-- START OF Data supplied --
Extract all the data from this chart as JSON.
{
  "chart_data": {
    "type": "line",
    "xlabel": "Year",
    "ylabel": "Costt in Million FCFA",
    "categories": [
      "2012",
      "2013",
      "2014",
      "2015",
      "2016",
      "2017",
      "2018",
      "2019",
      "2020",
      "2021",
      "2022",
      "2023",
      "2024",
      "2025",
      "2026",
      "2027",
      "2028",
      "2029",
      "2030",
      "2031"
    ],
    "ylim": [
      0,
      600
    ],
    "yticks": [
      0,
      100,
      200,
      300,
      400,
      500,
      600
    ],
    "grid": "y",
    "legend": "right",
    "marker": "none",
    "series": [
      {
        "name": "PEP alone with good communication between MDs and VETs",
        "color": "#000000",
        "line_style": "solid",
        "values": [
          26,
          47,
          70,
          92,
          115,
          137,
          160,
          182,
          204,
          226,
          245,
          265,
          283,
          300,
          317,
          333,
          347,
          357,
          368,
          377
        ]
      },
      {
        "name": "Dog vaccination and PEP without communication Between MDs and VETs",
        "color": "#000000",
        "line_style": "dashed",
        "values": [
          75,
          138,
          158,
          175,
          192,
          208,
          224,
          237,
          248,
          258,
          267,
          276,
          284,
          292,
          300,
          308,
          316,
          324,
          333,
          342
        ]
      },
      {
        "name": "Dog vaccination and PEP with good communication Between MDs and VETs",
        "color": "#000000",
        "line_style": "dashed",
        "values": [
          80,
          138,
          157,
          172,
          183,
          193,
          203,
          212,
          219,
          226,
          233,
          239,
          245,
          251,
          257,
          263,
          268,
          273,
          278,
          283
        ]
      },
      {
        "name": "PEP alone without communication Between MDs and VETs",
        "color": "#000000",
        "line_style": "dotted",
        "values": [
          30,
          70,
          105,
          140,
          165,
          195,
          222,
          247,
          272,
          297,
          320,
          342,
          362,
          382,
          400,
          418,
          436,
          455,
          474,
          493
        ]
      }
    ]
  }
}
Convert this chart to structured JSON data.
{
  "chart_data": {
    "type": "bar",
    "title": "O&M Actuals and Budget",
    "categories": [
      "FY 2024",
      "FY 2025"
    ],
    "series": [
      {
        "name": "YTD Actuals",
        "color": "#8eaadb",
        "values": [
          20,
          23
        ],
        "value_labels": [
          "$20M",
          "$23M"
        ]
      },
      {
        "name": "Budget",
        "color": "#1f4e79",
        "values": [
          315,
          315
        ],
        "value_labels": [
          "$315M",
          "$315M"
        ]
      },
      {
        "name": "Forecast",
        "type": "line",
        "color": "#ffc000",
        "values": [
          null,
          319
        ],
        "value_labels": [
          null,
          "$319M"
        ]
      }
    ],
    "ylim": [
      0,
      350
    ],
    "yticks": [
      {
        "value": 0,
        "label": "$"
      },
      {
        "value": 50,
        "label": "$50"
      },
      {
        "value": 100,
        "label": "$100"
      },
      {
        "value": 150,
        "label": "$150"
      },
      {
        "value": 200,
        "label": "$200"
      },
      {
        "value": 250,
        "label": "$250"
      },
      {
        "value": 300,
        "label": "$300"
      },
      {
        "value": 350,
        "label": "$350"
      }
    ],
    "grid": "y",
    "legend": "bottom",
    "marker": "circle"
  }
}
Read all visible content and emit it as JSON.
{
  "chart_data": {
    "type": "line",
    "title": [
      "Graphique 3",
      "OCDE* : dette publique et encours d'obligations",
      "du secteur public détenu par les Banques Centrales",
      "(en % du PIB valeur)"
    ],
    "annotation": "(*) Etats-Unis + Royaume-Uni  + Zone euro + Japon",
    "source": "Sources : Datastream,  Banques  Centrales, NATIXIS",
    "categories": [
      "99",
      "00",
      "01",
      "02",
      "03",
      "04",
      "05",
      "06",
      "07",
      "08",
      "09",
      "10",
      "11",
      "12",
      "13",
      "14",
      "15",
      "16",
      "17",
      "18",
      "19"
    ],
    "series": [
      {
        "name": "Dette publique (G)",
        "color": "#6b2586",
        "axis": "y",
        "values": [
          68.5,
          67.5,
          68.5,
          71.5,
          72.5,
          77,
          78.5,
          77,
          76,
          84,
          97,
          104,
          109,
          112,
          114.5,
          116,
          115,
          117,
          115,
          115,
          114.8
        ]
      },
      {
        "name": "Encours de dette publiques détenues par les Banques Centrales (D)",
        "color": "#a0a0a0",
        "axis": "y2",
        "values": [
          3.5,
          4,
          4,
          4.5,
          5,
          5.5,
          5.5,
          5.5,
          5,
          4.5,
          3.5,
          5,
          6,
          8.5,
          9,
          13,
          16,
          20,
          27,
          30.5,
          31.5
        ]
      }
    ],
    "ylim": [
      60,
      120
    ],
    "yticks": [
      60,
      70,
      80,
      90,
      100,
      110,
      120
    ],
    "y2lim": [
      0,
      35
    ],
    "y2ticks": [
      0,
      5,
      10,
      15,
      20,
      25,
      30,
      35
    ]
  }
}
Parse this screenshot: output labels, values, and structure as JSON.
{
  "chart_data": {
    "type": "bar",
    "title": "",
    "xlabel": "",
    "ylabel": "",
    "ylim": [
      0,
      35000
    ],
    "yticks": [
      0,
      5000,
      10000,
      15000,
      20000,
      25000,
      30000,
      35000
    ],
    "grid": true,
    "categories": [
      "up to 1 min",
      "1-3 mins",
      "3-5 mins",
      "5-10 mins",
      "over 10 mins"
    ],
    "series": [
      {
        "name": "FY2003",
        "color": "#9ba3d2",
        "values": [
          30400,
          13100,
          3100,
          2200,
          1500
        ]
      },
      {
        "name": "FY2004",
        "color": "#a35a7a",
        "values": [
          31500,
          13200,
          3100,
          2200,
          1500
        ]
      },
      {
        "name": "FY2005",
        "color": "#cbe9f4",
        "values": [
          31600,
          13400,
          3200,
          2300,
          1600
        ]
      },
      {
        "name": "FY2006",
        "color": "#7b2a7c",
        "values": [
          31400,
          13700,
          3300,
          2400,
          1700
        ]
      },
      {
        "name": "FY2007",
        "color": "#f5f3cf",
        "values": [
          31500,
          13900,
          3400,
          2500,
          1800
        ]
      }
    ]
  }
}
-- END OF Data supplied --
Return each entry from the material above exactly as it appears.

• Result of the task:
Extract all the data from this chart as JSON.
{
  "chart_data": {
    "type": "line",
    "xlabel": "Year",
    "ylabel": "Costt in Million FCFA",
    "categories": [
      "2012",
      "2013",
      "2014",
      "2015",
      "2016",
      "2017",
      "2018",
      "2019",
      "2020",
      "2021",
      "2022",
      "2023",
      "2024",
      "2025",
      "2026",
      "2027",
      "2028",
      "2029",
      "2030",
      "2031"
    ],
    "ylim": [
      0,
      600
    ],
    "yticks": [
      0,
      100,
      200,
      300,
      400,
      500,
      600
    ],
    "grid": "y",
    "legend": "right",
    "marker": "none",
    "series": [
      {
        "name": "PEP alone with good communication between MDs and VETs",
        "color": "#000000",
        "line_style": "solid",
        "values": [
          26,
          47,
          70,
          92,
          115,
          137,
          160,
          182,
          204,
          226,
          245,
          265,
          283,
          300,
          317,
          333,
          347,
          357,
          368,
          377
        ]
      },
      {
        "name": "Dog vaccination and PEP without communication Between MDs and VETs",
        "color": "#000000",
        "line_style": "dashed",
        "values": [
          75,
          138,
          158,
          175,
          192,
          208,
          224,
          237,
          248,
          258,
          267,
          276,
          284,
          292,
          300,
          308,
          316,
          324,
          333,
          342
        ]
      },
      {
        "name": "Dog vaccination and PEP with good communication Between MDs and VETs",
        "color": "#000000",
        "line_style": "dashed",
        "values": [
          80,
          138,
          157,
          172,
          183,
          193,
          203,
          212,
          219,
          226,
          233,
          239,
          245,
          251,
          257,
          263,
          268,
          273,
          278,
          283
        ]
      },
      {
        "name": "PEP alone without communication Between MDs and VETs",
        "color": "#000000",
        "line_style": "dotted",
        "values": [
          30,
          70,
          105,
          140,
          165,
          195,
          222,
          247,
          272,
          297,
          320,
          342,
          362,
          382,
          400,
          418,
          436,
          455,
          474,
          493
        ]
      }
    ]
  }
}
Convert this chart to structured JSON data.
{
  "chart_data": {
    "type": "bar",
    "title": "O&M Actuals and Budget",
    "categories": [
      "FY 2024",
      "FY 2025"
    ],
    "series": [
      {
        "name": "YTD Actuals",
        "color": "#8eaadb",
        "values": [
          20,
          23
        ],
        "value_labels": [
          "$20M",
          "$23M"
        ]
      },
      {
        "name": "Budget",
        "color": "#1f4e79",
        "values": [
          315,
          315
        ],
        "value_labels": [
          "$315M",
          "$315M"
        ]
      },
      {
        "name": "Forecast",
        "type": "line",
        "color": "#ffc000",
        "values": [
          null,
          319
        ],
        "value_labels": [
          null,
          "$319M"
        ]
      }
    ],
    "ylim": [
      0,
      350
    ],
    "yticks": [
      {
        "value": 0,
        "label": "$"
      },
      {
        "value": 50,
        "label": "$50"
      },
      {
        "value": 100,
        "label": "$100"
      },
      {
        "value": 150,
        "label": "$150"
      },
      {
        "value": 200,
        "label": "$200"
      },
      {
        "value": 250,
        "label": "$250"
      },
      {
        "value": 300,
        "label": "$300"
      },
      {
        "value": 350,
        "label": "$350"
      }
    ],
    "grid": "y",
    "legend": "bottom",
    "marker": "circle"
  }
}
Read all visible content and emit it as JSON.
{
  "chart_data": {
    "type": "line",
    "title": [
      "Graphique 3",
      "OCDE* : dette publique et encours d'obligations",
      "du secteur public détenu par les Banques Centrales",
      "(en % du PIB valeur)"
    ],
    "annotation": "(*) Etats-Unis + Royaume-Uni  + Zone euro + Japon",
    "source": "Sources : Datastream,  Banques  Centrales, NATIXIS",
    "categories": [
      "99",
      "00",
      "01",
      "02",
      "03",
      "04",
      "05",
      "06",
      "07",
      "08",
      "09",
      "10",
      "11",
      "12",
      "13",
      "14",
      "15",
      "16",
      "17",
      "18",
      "19"
    ],
    "series": [
      {
        "name": "Dette publique (G)",
        "color": "#6b2586",
        "axis": "y",
        "values": [
          68.5,
          67.5,
          68.5,
          71.5,
          72.5,
          77,
          78.5,
          77,
          76,
          84,
          97,
          104,
          109,
          112,
          114.5,
          116,
          115,
          117,
          115,
          115,
          114.8
        ]
      },
      {
        "name": "Encours de dette publiques détenues par les Banques Centrales (D)",
        "color": "#a0a0a0",
        "axis": "y2",
        "values": [
          3.5,
          4,
          4,
          4.5,
          5,
          5.5,
          5.5,
          5.5,
          5,
          4.5,
          3.5,
          5,
          6,
          8.5,
          9,
          13,
          16,
          20,
          27,
          30.5,
          31.5
        ]
      }
    ],
    "ylim": [
      60,
      120
    ],
    "yticks": [
      60,
      70,
      80,
      90,
      100,
      110,
      120
    ],
    "y2lim": [
      0,
      35
    ],
    "y2ticks": [
      0,
      5,
      10,
      15,
      20,
      25,
      30,
      35
    ]
  }
}
Parse this screenshot: output labels, values, and structure as JSON.
{
  "chart_data": {
    "type": "bar",
    "title": "",
    "xlabel": "",
    "ylabel": "",
    "ylim": [
      0,
      35000
    ],
    "yticks": [
      0,
      5000,
      10000,
      15000,
      20000,
      25000,
      30000,
      35000
    ],
    "grid": true,
    "categories": [
      "up to 1 min",
      "1-3 mins",
      "3-5 mins",
      "5-10 mins",
      "over 10 mins"
    ],
    "series": [
      {
        "name": "FY2003",
        "color": "#9ba3d2",
        "values": [
          30400,
          13100,
          3100,
          2200,
          1500
        ]
      },
      {
        "name": "FY2004",
        "color": "#a35a7a",
        "values": [
          31500,
          13200,
          3100,
          2200,
          1500
        ]
      },
      {
        "name": "FY2005",
        "color": "#cbe9f4",
        "values": [
          31600,
          13400,
          3200,
          2300,
          1600
        ]
      },
      {
        "name": "FY2006",
        "color": "#7b2a7c",
        "values": [
          31400,
          13700,
          3300,
          2400,
          1700
        ]
      },
      {
        "name": "FY2007",
        "color": "#f5f3cf",
        "values": [
          31500,
          13900,
          3400,
          2500,
          1800
        ]
      }
    ]
  }
}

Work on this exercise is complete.